● Task objective
Copy out each line that includes the word "PARNA".

---

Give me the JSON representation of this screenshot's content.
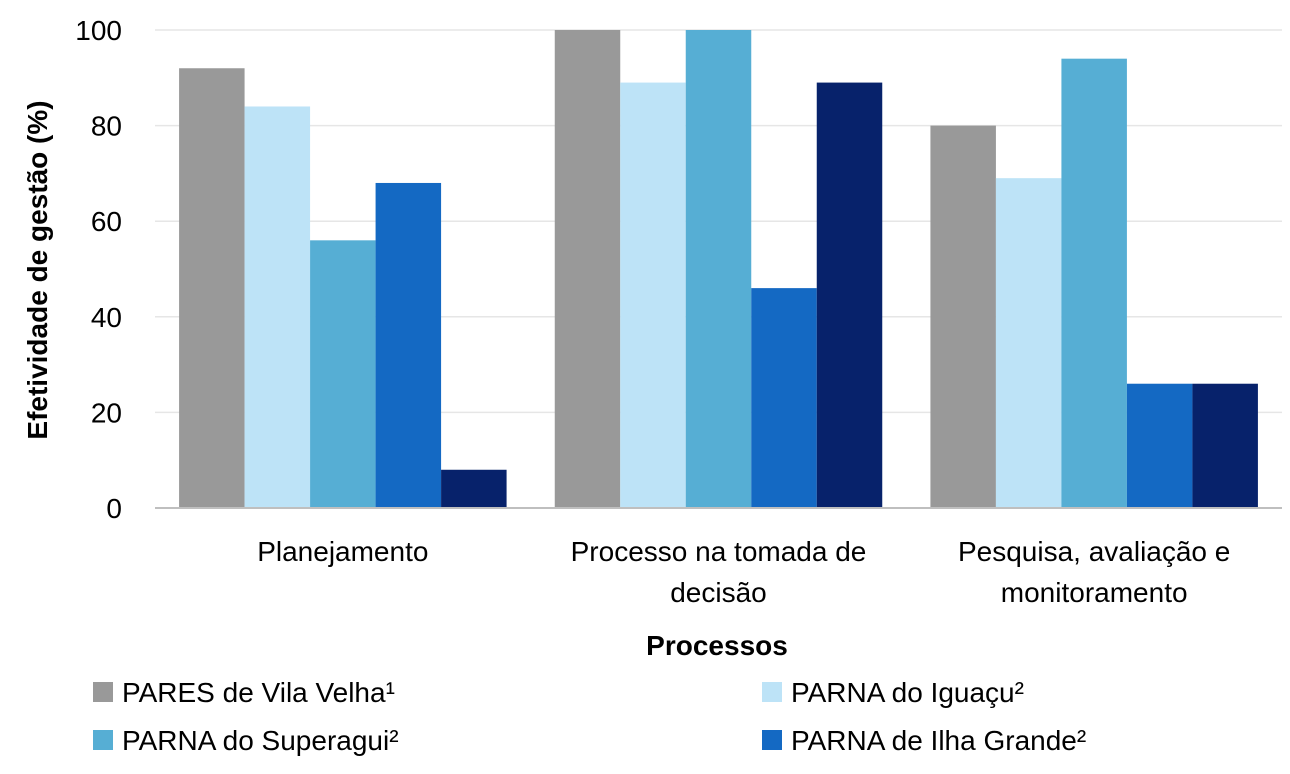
{
  "chart_data": {
    "type": "bar",
    "title": "",
    "xlabel": "Processos",
    "ylabel": "Efetividade de gestão (%)",
    "ylim": [
      0,
      100
    ],
    "yticks": [
      0,
      20,
      40,
      60,
      80,
      100
    ],
    "grid": true,
    "legend_position": "bottom",
    "categories": [
      [
        "Planejamento"
      ],
      [
        "Processo na tomada de",
        "decisão"
      ],
      [
        "Pesquisa, avaliação e",
        "monitoramento"
      ]
    ],
    "series": [
      {
        "name": "PARES de Vila Velha¹",
        "color": "#999999",
        "values": [
          92,
          100,
          80
        ]
      },
      {
        "name": "PARNA do Iguaçu²",
        "color": "#BDE3F7",
        "values": [
          84,
          89,
          69
        ]
      },
      {
        "name": "PARNA do Superagui²",
        "color": "#56AED4",
        "values": [
          56,
          100,
          94
        ]
      },
      {
        "name": "PARNA de Ilha Grande²",
        "color": "#1469C3",
        "values": [
          68,
          46,
          26
        ]
      },
      {
        "name": "",
        "color": "#07226B",
        "values": [
          8,
          89,
          26
        ]
      }
    ]
  }
}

---

● Solution for this exercise
        "name": "PARNA do Iguaçu²",
        "name": "PARNA do Superagui²",
        "name": "PARNA de Ilha Grande²",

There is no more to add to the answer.